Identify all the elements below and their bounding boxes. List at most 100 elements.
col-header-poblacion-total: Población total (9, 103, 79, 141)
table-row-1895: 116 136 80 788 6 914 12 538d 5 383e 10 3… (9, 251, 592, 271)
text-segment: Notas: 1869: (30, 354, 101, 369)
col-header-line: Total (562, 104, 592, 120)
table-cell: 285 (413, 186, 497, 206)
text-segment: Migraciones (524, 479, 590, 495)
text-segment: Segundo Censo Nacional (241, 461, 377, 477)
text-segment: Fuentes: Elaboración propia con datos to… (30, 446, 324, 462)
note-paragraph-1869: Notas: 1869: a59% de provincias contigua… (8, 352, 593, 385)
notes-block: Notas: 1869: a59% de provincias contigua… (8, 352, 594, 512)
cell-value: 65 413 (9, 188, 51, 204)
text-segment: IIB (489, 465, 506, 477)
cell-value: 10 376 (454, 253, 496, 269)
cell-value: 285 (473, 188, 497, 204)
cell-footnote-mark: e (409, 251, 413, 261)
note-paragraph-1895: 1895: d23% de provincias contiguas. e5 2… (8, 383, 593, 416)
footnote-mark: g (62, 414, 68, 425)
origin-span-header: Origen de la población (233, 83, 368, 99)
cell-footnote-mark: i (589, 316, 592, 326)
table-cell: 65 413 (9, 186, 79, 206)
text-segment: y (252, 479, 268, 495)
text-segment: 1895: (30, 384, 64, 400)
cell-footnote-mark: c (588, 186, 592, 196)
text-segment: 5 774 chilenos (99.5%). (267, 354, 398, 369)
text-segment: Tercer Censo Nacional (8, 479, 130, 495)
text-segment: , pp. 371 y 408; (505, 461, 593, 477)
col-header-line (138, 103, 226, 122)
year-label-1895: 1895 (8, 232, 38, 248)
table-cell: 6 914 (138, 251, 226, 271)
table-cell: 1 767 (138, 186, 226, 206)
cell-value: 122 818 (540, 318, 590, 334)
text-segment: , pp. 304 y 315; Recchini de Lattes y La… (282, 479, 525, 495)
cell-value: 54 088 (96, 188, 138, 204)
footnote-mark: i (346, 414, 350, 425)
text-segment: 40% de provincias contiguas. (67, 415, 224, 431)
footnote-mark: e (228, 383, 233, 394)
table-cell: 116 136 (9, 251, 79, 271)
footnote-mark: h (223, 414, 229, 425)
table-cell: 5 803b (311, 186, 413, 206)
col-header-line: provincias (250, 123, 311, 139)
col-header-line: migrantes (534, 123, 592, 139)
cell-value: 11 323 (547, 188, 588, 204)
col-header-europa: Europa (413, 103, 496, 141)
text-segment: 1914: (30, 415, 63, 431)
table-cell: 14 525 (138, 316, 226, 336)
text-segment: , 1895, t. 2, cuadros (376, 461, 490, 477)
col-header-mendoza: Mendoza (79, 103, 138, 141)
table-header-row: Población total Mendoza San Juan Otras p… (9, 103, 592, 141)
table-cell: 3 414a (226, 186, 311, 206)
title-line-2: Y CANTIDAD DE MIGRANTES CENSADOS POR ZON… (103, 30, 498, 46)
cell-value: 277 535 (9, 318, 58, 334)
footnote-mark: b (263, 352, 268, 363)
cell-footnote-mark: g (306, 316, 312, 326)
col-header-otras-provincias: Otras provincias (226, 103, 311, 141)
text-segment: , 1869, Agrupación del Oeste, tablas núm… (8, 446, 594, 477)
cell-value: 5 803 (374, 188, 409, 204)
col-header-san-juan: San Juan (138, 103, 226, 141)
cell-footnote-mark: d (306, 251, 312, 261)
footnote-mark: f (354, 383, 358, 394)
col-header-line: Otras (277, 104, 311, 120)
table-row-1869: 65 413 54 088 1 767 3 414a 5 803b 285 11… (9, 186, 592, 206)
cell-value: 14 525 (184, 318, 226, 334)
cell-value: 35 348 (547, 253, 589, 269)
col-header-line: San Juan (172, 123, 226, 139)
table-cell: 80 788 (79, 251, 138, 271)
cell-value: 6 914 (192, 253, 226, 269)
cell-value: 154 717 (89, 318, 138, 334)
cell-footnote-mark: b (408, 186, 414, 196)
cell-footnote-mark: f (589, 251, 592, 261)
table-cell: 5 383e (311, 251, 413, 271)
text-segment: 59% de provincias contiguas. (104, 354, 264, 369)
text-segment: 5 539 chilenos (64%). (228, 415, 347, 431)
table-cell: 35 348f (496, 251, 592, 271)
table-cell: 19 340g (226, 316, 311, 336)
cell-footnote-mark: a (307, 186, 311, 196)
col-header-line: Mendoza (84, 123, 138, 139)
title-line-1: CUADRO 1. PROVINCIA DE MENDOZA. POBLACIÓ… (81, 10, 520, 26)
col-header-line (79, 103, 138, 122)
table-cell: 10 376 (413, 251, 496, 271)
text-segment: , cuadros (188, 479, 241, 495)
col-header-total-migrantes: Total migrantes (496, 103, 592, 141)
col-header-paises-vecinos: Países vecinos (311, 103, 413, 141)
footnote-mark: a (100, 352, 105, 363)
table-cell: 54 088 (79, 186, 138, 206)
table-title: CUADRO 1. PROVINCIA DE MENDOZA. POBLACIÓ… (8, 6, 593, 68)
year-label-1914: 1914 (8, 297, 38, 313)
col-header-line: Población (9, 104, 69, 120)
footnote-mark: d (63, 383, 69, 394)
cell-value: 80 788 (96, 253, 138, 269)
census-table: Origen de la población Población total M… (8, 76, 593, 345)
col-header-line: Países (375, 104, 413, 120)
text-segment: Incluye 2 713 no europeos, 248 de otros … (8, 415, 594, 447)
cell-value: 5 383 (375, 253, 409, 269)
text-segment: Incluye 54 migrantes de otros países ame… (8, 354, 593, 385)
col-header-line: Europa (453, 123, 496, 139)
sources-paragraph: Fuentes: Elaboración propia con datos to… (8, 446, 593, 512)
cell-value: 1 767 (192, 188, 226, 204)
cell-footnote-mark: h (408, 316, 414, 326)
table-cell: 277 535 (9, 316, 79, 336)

§ **EXERCISE TASK**
How many lines of the material above contain the word "otros"? Give only the number.

§ **EXERCISE OUTPUT**
2